Set exercise:
Print the listing below in its entirety, character for character.

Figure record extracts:
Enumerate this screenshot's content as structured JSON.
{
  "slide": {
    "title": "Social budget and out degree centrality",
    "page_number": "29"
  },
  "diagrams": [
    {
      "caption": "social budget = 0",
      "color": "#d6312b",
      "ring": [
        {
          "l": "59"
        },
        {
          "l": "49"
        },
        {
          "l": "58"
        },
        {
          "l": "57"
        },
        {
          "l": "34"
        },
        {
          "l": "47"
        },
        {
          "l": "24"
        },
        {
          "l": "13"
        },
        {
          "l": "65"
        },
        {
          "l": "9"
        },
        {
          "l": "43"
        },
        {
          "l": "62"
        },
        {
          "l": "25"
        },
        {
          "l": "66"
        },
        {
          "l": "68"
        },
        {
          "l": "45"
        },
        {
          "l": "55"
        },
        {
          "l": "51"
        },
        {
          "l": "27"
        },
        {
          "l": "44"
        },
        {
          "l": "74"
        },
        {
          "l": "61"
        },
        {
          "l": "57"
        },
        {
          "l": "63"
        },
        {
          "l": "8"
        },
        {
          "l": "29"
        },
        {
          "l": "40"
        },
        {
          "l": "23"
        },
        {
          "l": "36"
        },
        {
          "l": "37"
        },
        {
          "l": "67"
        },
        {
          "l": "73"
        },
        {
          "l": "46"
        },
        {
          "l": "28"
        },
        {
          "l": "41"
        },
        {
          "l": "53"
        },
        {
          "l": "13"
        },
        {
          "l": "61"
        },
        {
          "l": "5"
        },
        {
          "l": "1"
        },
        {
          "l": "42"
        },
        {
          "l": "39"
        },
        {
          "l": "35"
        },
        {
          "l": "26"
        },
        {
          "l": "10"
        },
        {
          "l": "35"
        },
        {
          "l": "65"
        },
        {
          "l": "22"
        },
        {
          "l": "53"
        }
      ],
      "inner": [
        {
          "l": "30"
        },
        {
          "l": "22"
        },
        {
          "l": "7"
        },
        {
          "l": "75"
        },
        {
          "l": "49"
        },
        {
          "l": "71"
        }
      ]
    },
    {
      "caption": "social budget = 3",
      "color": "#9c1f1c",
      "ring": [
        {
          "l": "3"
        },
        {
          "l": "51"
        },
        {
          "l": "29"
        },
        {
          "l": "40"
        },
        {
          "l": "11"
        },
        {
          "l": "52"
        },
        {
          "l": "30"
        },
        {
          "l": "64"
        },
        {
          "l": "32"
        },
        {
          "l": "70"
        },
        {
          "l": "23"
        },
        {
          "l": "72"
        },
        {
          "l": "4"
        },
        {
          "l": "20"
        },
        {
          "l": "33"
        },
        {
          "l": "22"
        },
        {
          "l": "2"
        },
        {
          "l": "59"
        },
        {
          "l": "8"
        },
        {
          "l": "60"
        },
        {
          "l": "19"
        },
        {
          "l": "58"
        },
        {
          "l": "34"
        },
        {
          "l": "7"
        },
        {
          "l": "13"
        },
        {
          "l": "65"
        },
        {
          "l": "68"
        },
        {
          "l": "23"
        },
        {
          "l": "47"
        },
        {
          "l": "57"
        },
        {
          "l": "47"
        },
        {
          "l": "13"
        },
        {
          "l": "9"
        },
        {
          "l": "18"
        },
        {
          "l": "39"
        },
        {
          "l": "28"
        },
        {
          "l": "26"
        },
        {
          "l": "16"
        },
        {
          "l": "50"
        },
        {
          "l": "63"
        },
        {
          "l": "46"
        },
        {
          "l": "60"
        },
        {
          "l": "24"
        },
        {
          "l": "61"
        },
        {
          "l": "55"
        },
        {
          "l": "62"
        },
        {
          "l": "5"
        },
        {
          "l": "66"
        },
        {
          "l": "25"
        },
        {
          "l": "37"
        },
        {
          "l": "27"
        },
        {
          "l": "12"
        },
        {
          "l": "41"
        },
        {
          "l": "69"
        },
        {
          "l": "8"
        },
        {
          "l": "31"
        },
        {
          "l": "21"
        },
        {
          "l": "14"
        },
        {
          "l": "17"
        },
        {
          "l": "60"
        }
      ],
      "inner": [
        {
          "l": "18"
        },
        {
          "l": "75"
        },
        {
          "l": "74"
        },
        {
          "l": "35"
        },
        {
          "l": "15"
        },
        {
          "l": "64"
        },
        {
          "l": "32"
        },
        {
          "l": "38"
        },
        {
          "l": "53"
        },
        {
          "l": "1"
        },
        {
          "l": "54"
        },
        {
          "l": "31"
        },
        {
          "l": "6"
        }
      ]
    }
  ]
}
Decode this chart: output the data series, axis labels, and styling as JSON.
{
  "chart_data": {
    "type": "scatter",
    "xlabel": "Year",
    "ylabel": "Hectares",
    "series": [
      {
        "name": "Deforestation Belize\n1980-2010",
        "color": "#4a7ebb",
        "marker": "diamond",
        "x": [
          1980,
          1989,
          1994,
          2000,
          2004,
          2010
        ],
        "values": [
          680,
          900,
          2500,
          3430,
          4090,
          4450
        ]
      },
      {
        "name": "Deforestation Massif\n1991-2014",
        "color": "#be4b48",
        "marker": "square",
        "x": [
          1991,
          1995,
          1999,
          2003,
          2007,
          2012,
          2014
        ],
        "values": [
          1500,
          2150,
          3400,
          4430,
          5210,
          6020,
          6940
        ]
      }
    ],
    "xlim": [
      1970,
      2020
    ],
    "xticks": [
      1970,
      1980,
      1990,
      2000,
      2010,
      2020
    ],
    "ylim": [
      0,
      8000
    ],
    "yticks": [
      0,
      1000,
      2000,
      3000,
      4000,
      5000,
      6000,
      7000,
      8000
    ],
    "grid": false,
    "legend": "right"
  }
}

Reply:
Enumerate this screenshot's content as structured JSON.
{
  "slide": {
    "title": "Social budget and out degree centrality",
    "page_number": "29"
  },
  "diagrams": [
    {
      "caption": "social budget = 0",
      "color": "#d6312b",
      "ring": [
        {
          "l": "59"
        },
        {
          "l": "49"
        },
        {
          "l": "58"
        },
        {
          "l": "57"
        },
        {
          "l": "34"
        },
        {
          "l": "47"
        },
        {
          "l": "24"
        },
        {
          "l": "13"
        },
        {
          "l": "65"
        },
        {
          "l": "9"
        },
        {
          "l": "43"
        },
        {
          "l": "62"
        },
        {
          "l": "25"
        },
        {
          "l": "66"
        },
        {
          "l": "68"
        },
        {
          "l": "45"
        },
        {
          "l": "55"
        },
        {
          "l": "51"
        },
        {
          "l": "27"
        },
        {
          "l": "44"
        },
        {
          "l": "74"
        },
        {
          "l": "61"
        },
        {
          "l": "57"
        },
        {
          "l": "63"
        },
        {
          "l": "8"
        },
        {
          "l": "29"
        },
        {
          "l": "40"
        },
        {
          "l": "23"
        },
        {
          "l": "36"
        },
        {
          "l": "37"
        },
        {
          "l": "67"
        },
        {
          "l": "73"
        },
        {
          "l": "46"
        },
        {
          "l": "28"
        },
        {
          "l": "41"
        },
        {
          "l": "53"
        },
        {
          "l": "13"
        },
        {
          "l": "61"
        },
        {
          "l": "5"
        },
        {
          "l": "1"
        },
        {
          "l": "42"
        },
        {
          "l": "39"
        },
        {
          "l": "35"
        },
        {
          "l": "26"
        },
        {
          "l": "10"
        },
        {
          "l": "35"
        },
        {
          "l": "65"
        },
        {
          "l": "22"
        },
        {
          "l": "53"
        }
      ],
      "inner": [
        {
          "l": "30"
        },
        {
          "l": "22"
        },
        {
          "l": "7"
        },
        {
          "l": "75"
        },
        {
          "l": "49"
        },
        {
          "l": "71"
        }
      ]
    },
    {
      "caption": "social budget = 3",
      "color": "#9c1f1c",
      "ring": [
        {
          "l": "3"
        },
        {
          "l": "51"
        },
        {
          "l": "29"
        },
        {
          "l": "40"
        },
        {
          "l": "11"
        },
        {
          "l": "52"
        },
        {
          "l": "30"
        },
        {
          "l": "64"
        },
        {
          "l": "32"
        },
        {
          "l": "70"
        },
        {
          "l": "23"
        },
        {
          "l": "72"
        },
        {
          "l": "4"
        },
        {
          "l": "20"
        },
        {
          "l": "33"
        },
        {
          "l": "22"
        },
        {
          "l": "2"
        },
        {
          "l": "59"
        },
        {
          "l": "8"
        },
        {
          "l": "60"
        },
        {
          "l": "19"
        },
        {
          "l": "58"
        },
        {
          "l": "34"
        },
        {
          "l": "7"
        },
        {
          "l": "13"
        },
        {
          "l": "65"
        },
        {
          "l": "68"
        },
        {
          "l": "23"
        },
        {
          "l": "47"
        },
        {
          "l": "57"
        },
        {
          "l": "47"
        },
        {
          "l": "13"
        },
        {
          "l": "9"
        },
        {
          "l": "18"
        },
        {
          "l": "39"
        },
        {
          "l": "28"
        },
        {
          "l": "26"
        },
        {
          "l": "16"
        },
        {
          "l": "50"
        },
        {
          "l": "63"
        },
        {
          "l": "46"
        },
        {
          "l": "60"
        },
        {
          "l": "24"
        },
        {
          "l": "61"
        },
        {
          "l": "55"
        },
        {
          "l": "62"
        },
        {
          "l": "5"
        },
        {
          "l": "66"
        },
        {
          "l": "25"
        },
        {
          "l": "37"
        },
        {
          "l": "27"
        },
        {
          "l": "12"
        },
        {
          "l": "41"
        },
        {
          "l": "69"
        },
        {
          "l": "8"
        },
        {
          "l": "31"
        },
        {
          "l": "21"
        },
        {
          "l": "14"
        },
        {
          "l": "17"
        },
        {
          "l": "60"
        }
      ],
      "inner": [
        {
          "l": "18"
        },
        {
          "l": "75"
        },
        {
          "l": "74"
        },
        {
          "l": "35"
        },
        {
          "l": "15"
        },
        {
          "l": "64"
        },
        {
          "l": "32"
        },
        {
          "l": "38"
        },
        {
          "l": "53"
        },
        {
          "l": "1"
        },
        {
          "l": "54"
        },
        {
          "l": "31"
        },
        {
          "l": "6"
        }
      ]
    }
  ]
}
Decode this chart: output the data series, axis labels, and styling as JSON.
{
  "chart_data": {
    "type": "scatter",
    "xlabel": "Year",
    "ylabel": "Hectares",
    "series": [
      {
        "name": "Deforestation Belize\n1980-2010",
        "color": "#4a7ebb",
        "marker": "diamond",
        "x": [
          1980,
          1989,
          1994,
          2000,
          2004,
          2010
        ],
        "values": [
          680,
          900,
          2500,
          3430,
          4090,
          4450
        ]
      },
      {
        "name": "Deforestation Massif\n1991-2014",
        "color": "#be4b48",
        "marker": "square",
        "x": [
          1991,
          1995,
          1999,
          2003,
          2007,
          2012,
          2014
        ],
        "values": [
          1500,
          2150,
          3400,
          4430,
          5210,
          6020,
          6940
        ]
      }
    ],
    "xlim": [
      1970,
      2020
    ],
    "xticks": [
      1970,
      1980,
      1990,
      2000,
      2010,
      2020
    ],
    "ylim": [
      0,
      8000
    ],
    "yticks": [
      0,
      1000,
      2000,
      3000,
      4000,
      5000,
      6000,
      7000,
      8000
    ],
    "grid": false,
    "legend": "right"
  }
}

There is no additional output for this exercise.